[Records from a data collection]
·····

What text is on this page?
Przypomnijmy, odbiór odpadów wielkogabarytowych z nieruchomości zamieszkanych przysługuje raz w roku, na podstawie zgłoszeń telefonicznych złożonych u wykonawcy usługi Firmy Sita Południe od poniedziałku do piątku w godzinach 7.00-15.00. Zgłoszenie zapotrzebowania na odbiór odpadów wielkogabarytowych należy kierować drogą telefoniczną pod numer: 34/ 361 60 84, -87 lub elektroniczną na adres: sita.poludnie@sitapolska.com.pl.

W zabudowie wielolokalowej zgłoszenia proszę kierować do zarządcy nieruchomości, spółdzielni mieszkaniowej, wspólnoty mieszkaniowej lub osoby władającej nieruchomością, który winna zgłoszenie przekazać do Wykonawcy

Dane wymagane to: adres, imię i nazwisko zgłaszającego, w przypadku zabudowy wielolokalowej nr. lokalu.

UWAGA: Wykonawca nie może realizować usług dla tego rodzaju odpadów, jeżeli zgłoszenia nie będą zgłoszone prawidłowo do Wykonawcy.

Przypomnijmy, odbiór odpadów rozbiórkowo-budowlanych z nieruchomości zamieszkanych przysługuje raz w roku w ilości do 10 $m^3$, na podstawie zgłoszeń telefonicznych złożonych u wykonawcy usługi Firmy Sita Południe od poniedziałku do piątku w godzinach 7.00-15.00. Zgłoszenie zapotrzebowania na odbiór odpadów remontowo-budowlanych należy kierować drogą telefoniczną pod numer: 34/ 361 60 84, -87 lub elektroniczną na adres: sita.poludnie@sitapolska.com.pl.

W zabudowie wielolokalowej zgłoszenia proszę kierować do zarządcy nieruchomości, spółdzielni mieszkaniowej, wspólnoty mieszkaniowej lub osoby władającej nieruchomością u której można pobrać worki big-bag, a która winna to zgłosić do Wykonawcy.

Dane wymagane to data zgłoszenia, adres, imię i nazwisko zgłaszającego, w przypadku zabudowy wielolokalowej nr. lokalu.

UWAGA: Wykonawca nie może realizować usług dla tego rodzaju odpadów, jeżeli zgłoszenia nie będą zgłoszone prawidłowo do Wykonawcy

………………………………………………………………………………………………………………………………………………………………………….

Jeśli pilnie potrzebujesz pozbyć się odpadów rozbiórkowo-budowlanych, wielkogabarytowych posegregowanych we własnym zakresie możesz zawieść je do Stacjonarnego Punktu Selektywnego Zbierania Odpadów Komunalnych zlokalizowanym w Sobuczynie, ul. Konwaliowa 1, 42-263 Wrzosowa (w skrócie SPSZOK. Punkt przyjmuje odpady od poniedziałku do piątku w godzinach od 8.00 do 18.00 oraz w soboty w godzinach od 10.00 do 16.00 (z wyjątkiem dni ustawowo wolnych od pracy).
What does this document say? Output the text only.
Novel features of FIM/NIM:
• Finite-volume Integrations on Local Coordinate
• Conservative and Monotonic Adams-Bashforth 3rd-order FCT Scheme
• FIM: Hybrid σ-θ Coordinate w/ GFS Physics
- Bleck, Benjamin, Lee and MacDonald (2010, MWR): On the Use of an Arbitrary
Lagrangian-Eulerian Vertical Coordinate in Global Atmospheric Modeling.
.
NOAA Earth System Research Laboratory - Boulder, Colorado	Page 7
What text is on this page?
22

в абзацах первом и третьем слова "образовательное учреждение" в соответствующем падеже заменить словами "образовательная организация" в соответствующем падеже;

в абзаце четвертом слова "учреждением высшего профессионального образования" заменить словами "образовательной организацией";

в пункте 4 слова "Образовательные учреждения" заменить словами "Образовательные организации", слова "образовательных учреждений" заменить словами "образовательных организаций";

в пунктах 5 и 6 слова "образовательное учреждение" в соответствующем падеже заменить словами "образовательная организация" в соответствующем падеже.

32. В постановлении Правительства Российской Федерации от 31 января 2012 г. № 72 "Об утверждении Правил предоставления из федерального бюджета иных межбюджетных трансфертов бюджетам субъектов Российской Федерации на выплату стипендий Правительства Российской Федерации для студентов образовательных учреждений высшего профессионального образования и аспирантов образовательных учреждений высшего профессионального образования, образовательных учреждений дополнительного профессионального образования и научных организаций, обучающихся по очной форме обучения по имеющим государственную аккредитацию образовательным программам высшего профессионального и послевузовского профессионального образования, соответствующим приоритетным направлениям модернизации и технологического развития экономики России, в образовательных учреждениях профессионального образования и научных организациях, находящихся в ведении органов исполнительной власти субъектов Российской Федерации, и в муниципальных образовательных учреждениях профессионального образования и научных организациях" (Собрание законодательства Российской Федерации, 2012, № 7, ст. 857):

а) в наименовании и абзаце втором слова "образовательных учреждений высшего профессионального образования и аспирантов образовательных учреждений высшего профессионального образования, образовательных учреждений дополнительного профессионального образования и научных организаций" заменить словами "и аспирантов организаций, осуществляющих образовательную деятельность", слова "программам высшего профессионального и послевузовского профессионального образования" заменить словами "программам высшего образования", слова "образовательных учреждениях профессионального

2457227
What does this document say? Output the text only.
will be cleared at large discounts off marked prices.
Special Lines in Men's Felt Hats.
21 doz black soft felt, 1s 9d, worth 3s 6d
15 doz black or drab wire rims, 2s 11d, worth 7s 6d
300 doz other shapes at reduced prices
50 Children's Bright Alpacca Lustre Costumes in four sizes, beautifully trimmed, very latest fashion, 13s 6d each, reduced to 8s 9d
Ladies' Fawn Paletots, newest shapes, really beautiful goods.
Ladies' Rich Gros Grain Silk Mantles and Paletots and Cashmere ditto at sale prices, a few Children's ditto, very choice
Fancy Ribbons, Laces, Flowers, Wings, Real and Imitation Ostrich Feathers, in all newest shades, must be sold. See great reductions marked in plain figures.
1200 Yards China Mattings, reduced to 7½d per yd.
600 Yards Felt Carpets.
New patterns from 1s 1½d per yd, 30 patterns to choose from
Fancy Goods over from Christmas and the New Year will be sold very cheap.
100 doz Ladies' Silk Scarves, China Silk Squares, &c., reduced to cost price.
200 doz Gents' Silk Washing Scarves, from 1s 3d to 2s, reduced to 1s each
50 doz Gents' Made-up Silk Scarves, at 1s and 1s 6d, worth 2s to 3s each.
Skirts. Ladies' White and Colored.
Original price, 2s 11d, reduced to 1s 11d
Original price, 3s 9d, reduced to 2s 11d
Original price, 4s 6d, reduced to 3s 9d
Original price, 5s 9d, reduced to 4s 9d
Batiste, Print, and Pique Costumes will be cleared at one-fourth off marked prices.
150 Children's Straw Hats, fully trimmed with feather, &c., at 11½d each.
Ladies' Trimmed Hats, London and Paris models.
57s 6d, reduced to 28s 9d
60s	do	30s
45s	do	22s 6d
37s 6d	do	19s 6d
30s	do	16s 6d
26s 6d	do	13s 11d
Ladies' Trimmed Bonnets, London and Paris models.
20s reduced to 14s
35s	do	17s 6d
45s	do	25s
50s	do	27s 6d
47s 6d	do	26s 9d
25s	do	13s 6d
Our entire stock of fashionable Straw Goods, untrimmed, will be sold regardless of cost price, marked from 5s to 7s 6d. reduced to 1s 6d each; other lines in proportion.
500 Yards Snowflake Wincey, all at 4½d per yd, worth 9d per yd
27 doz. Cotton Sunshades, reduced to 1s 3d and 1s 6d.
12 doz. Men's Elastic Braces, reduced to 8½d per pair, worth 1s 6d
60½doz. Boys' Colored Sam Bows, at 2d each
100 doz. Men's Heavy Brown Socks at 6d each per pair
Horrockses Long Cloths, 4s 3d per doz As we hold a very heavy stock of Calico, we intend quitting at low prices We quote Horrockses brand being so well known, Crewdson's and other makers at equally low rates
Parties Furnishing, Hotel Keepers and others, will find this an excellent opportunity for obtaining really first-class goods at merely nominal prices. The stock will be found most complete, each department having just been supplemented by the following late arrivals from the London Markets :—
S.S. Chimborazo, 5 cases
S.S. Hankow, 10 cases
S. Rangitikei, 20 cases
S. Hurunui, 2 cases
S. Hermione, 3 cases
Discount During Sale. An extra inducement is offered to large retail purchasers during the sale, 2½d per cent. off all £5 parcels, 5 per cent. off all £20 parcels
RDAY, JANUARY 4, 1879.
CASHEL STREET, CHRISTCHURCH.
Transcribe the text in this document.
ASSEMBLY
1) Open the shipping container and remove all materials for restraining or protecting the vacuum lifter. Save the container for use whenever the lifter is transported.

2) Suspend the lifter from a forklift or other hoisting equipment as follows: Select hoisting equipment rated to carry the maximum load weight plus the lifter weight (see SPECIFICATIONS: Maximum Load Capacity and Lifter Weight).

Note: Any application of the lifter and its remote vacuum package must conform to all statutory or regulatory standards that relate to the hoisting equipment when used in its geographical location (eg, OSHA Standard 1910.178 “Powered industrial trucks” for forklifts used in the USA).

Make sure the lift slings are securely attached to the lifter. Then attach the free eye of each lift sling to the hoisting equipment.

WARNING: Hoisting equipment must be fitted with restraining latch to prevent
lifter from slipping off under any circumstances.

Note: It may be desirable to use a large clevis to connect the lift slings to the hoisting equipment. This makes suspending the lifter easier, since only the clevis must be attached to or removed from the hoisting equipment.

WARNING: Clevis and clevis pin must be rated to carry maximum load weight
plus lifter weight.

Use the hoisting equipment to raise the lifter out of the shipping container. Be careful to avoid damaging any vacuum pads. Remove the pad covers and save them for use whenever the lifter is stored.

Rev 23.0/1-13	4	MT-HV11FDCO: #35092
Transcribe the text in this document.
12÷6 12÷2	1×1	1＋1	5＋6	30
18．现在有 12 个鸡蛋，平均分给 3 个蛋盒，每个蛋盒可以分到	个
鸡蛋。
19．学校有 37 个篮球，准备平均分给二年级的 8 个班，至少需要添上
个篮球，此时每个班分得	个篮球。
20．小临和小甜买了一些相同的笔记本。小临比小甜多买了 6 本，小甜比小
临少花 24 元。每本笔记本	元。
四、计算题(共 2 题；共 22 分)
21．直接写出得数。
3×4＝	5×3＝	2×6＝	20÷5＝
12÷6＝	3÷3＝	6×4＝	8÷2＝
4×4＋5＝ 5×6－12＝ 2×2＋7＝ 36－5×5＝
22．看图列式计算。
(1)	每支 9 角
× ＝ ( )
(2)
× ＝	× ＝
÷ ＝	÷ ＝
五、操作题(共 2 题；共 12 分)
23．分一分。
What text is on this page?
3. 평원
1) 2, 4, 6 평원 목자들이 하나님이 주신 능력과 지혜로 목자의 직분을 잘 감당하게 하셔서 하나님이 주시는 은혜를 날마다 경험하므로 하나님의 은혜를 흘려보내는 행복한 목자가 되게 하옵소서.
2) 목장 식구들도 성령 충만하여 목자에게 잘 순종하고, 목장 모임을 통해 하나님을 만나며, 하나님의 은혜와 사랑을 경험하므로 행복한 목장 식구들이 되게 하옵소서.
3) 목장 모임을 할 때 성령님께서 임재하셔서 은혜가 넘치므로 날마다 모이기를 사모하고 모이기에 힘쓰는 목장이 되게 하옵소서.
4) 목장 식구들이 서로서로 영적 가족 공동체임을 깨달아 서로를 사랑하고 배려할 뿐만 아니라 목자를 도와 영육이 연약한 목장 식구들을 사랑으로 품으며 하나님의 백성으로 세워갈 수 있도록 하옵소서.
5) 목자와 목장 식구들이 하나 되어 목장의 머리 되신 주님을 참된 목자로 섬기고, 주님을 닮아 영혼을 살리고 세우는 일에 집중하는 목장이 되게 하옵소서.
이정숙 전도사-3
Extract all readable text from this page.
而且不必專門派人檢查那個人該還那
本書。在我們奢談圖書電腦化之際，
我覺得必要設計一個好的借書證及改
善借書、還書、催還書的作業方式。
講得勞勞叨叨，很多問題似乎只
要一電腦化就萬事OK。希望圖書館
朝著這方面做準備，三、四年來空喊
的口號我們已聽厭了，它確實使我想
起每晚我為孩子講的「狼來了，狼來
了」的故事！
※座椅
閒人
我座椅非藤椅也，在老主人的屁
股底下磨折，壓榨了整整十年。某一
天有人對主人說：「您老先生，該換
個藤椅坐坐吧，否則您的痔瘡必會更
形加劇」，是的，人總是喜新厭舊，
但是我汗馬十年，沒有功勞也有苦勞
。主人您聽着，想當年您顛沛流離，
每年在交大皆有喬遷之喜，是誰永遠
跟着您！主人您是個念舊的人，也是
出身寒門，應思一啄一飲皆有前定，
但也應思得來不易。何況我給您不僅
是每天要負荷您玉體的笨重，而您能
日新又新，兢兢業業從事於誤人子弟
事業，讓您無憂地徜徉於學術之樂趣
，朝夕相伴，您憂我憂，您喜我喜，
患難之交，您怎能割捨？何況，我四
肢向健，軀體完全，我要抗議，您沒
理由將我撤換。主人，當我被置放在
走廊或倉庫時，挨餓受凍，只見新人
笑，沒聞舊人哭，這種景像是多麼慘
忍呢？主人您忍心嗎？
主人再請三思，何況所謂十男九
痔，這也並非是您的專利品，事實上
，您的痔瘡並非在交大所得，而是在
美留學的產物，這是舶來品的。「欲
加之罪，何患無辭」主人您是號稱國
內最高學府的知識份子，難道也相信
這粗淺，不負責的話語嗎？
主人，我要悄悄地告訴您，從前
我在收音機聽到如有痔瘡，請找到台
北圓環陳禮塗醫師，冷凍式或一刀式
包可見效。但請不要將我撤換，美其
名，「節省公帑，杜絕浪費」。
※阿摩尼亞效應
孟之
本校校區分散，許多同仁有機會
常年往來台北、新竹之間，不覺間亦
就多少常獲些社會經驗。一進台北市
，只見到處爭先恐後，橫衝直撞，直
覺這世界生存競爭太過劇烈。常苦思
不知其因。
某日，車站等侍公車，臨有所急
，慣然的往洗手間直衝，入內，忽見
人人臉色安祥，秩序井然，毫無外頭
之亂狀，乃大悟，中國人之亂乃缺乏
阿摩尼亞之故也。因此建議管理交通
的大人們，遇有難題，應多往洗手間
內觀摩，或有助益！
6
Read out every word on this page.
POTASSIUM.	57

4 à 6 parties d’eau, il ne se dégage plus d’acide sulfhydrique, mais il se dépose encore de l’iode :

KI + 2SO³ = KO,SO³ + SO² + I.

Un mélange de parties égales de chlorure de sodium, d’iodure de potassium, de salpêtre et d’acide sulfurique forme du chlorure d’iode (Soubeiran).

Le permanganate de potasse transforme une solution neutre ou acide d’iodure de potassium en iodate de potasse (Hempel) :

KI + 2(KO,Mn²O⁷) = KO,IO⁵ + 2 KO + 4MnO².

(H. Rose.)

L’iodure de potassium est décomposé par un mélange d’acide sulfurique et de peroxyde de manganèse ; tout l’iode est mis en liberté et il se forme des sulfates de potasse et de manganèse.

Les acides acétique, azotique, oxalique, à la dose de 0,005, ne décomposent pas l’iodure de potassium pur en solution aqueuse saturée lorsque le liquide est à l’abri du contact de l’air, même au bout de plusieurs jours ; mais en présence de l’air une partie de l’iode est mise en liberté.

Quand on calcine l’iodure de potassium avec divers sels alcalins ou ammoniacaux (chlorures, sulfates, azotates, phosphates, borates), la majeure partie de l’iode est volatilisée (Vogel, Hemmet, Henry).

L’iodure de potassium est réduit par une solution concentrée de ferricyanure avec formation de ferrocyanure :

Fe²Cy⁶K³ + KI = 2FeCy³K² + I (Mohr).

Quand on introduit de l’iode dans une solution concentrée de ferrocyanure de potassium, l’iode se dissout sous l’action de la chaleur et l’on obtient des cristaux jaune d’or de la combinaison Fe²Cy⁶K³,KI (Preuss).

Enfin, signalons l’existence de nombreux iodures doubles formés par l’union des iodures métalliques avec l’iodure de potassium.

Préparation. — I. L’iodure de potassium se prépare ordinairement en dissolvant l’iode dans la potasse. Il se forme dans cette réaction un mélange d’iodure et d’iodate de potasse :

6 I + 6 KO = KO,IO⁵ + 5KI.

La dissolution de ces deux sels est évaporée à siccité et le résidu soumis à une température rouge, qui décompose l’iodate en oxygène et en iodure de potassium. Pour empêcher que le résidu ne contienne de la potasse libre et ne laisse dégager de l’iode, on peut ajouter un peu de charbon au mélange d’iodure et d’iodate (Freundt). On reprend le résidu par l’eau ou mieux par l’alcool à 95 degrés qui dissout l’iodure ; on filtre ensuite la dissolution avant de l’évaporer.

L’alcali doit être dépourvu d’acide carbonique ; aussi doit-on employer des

·····

__Aim__. Go through the material line by line. Show each line that contains the string "liberté".

__Result__.
L’iodure de potassium est décomposé par un mélange d’acide sulfurique et de peroxyde de manganèse ; tout l’iode est mis en liberté et il se forme des sulfates de potasse et de manganèse.
Les acides acétique, azotique, oxalique, à la dose de 0,005, ne décomposent pas l’iodure de potassium pur en solution aqueuse saturée lorsque le liquide est à l’abri du contact de l’air, même au bout de plusieurs jours ; mais en présence de l’air une partie de l’iode est mise en liberté.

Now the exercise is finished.